→ **Your instructions**: Please copy every line of the records below that holds the word "изготовителя".

→ **Material to process**:
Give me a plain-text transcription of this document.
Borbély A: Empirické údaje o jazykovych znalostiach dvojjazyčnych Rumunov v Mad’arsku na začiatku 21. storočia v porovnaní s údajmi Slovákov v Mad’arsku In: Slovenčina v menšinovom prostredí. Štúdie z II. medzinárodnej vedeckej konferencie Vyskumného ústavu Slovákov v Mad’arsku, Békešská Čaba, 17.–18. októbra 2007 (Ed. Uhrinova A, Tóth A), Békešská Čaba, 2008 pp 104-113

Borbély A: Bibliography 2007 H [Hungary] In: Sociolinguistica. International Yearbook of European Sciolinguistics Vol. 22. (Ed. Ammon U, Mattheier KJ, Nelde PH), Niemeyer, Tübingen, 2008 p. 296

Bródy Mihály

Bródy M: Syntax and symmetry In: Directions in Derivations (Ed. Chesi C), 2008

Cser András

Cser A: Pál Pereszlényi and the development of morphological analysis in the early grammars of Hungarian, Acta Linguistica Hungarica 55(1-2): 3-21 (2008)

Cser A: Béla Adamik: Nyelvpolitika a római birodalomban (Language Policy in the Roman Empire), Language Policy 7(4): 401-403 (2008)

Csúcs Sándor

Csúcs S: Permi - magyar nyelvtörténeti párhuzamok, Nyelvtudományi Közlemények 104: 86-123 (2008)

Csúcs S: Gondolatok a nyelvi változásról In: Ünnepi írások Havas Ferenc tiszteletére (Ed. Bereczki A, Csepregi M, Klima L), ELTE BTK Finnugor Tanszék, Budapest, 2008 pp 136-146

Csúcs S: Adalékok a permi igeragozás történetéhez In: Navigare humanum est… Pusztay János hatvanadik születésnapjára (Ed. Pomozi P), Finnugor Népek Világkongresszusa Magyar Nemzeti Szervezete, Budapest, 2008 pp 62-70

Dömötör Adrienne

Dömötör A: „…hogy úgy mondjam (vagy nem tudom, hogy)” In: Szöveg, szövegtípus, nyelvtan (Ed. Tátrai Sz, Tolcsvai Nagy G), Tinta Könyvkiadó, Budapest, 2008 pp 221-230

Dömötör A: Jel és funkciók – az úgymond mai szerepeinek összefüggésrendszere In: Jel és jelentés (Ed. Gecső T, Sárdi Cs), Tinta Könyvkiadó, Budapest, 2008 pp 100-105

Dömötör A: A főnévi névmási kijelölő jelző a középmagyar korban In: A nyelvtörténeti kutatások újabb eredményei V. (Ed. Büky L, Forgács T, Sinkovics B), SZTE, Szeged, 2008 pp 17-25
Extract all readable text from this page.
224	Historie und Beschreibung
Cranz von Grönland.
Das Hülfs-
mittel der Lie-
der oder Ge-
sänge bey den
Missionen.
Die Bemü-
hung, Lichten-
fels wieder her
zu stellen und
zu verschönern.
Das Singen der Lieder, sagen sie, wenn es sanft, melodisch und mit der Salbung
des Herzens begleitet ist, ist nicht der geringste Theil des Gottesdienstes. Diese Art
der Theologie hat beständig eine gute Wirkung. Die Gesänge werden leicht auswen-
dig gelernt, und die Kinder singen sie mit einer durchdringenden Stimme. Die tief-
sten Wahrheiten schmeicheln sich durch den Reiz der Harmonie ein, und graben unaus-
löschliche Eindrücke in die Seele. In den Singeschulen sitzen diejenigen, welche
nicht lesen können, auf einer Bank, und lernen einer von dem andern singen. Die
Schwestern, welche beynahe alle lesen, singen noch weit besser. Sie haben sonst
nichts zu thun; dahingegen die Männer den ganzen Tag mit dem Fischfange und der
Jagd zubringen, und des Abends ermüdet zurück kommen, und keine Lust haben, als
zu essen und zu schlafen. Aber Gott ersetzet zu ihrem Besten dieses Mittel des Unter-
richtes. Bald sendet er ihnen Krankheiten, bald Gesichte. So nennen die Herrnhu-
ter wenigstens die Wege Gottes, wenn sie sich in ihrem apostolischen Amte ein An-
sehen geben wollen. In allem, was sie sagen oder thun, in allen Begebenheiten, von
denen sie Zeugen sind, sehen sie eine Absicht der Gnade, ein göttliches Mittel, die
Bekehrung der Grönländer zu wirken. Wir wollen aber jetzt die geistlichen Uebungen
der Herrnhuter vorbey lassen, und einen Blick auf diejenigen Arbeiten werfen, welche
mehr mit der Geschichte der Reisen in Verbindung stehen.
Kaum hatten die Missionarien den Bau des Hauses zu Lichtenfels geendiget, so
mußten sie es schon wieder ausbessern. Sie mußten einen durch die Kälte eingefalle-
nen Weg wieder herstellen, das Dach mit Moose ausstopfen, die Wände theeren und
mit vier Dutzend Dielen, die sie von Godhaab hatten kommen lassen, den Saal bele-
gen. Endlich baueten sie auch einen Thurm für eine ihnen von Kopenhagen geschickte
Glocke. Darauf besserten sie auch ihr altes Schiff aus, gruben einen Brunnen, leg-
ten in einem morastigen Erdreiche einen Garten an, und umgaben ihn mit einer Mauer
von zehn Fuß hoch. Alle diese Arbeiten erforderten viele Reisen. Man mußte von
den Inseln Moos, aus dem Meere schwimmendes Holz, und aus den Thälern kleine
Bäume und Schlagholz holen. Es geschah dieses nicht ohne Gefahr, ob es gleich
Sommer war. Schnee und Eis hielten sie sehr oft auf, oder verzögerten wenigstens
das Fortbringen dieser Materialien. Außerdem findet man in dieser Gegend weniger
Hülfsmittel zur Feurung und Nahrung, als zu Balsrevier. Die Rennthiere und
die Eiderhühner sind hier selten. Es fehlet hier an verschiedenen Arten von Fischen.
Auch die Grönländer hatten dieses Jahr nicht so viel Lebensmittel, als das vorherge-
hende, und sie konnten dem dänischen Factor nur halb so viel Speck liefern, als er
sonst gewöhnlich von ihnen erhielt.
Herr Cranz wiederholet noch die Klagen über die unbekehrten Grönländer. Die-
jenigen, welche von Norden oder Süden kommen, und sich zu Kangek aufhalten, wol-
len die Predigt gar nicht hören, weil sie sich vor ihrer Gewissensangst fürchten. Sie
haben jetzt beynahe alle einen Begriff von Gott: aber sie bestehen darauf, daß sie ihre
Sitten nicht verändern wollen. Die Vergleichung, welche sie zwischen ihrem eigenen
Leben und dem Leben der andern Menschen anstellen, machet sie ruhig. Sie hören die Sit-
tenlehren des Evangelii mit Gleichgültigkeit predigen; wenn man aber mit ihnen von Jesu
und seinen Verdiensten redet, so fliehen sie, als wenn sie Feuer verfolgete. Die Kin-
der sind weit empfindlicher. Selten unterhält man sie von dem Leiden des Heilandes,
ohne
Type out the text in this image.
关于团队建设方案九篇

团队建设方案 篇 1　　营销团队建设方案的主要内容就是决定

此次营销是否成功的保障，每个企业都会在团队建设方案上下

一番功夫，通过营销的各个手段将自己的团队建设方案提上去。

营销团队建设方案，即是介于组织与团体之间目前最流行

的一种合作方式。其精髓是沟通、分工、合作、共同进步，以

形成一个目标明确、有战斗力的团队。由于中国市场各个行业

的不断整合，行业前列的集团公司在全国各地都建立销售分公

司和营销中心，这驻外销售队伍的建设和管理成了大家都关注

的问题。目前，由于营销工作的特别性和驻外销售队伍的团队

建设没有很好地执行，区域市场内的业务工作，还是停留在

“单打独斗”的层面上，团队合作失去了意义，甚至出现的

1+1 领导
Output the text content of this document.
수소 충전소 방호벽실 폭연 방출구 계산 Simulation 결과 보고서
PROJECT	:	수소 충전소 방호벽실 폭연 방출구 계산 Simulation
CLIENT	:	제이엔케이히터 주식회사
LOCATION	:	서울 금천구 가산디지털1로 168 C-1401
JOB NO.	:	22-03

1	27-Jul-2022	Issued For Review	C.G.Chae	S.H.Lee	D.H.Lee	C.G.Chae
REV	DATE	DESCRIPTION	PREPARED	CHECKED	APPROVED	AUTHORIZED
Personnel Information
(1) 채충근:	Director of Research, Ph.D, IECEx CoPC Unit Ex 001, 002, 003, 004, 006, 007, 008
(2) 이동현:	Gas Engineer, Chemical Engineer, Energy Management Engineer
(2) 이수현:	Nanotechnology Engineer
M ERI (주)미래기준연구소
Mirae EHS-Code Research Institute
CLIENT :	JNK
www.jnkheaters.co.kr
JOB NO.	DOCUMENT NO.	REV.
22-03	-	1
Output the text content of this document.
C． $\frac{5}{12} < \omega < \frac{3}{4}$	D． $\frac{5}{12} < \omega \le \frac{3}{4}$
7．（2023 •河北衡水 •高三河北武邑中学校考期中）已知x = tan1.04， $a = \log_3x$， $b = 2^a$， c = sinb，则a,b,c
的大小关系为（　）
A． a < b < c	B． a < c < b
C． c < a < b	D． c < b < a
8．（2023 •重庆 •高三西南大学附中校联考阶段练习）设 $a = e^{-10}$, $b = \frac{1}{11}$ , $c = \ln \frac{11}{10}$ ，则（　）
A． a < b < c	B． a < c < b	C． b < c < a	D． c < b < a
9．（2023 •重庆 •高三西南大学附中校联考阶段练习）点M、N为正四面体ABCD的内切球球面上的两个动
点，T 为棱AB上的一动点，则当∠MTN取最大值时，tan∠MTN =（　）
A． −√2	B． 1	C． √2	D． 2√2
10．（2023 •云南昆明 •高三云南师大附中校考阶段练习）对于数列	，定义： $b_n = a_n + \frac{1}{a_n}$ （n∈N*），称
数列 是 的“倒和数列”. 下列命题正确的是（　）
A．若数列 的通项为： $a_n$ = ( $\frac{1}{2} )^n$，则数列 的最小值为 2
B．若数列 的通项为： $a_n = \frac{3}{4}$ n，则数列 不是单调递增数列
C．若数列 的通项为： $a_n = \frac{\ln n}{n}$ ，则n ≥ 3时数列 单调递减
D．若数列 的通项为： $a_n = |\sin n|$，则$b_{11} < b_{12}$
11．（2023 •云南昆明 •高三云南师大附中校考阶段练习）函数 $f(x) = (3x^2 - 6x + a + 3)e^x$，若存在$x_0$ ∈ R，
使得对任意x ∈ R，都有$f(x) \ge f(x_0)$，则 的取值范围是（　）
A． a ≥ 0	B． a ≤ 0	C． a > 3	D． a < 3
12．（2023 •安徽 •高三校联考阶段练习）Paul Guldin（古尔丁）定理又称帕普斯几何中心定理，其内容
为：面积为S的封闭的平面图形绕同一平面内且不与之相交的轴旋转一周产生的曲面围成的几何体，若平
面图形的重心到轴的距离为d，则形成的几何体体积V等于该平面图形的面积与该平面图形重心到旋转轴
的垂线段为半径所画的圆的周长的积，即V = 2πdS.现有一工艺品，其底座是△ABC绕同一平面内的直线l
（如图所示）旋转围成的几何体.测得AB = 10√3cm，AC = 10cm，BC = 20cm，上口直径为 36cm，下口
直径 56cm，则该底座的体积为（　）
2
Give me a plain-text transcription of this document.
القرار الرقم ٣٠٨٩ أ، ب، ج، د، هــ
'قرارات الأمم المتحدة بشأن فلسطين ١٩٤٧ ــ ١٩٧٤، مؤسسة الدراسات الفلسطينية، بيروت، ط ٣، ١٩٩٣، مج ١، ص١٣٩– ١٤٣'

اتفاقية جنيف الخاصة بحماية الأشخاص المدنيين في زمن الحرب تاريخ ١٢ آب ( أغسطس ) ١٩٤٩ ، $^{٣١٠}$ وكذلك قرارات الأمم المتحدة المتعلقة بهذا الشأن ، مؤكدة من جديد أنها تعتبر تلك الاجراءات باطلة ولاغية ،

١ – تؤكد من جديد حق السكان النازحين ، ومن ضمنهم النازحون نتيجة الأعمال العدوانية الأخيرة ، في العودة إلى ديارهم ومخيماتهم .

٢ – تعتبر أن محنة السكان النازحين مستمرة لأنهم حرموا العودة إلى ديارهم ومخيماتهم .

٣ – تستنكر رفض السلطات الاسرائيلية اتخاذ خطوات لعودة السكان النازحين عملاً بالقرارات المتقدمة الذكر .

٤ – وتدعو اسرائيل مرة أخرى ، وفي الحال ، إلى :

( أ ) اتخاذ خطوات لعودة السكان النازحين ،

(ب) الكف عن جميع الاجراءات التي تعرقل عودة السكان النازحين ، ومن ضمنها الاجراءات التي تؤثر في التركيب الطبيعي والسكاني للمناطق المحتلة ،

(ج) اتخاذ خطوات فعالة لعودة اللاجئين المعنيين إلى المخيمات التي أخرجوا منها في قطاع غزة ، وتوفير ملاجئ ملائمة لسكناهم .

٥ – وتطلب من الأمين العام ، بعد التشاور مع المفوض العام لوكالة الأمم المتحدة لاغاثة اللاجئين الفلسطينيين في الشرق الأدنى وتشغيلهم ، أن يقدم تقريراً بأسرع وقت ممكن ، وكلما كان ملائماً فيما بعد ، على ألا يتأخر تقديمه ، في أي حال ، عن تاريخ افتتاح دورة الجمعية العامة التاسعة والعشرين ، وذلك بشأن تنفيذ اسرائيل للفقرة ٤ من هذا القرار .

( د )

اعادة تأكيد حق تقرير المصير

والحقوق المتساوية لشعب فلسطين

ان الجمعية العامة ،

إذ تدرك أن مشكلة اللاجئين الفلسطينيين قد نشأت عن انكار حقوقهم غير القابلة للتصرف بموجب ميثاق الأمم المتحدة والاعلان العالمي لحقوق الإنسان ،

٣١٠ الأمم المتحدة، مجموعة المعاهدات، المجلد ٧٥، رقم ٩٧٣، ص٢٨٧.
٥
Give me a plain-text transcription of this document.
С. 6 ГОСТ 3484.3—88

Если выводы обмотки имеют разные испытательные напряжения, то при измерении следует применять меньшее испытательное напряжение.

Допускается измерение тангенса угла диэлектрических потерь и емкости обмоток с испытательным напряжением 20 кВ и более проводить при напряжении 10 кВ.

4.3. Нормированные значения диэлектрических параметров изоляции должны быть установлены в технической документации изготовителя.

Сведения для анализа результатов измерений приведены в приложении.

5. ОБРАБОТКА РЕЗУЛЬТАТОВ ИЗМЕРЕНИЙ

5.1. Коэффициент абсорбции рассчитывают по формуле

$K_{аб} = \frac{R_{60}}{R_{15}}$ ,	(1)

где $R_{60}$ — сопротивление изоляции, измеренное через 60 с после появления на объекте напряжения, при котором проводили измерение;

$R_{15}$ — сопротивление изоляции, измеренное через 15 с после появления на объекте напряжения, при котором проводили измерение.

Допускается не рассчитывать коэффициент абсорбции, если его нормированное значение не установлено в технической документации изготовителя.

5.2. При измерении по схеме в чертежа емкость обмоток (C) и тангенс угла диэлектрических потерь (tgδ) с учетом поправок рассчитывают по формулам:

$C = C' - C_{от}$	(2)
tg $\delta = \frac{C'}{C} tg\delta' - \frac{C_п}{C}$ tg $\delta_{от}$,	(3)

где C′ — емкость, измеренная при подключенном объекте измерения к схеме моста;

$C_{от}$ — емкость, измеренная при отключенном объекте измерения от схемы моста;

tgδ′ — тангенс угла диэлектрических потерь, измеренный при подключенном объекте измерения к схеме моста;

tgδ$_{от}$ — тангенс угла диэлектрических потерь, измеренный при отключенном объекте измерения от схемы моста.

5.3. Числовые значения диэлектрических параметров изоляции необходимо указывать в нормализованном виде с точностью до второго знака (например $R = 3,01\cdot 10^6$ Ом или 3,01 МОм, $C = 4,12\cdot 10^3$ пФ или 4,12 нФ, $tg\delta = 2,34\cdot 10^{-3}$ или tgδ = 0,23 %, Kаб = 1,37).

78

→ **Answer for the task**:
4.3. Нормированные значения диэлектрических параметров изоляции должны быть установлены в технической документации изготовителя.
Допускается не рассчитывать коэффициент абсорбции, если его нормированное значение не установлено в технической документации изготовителя.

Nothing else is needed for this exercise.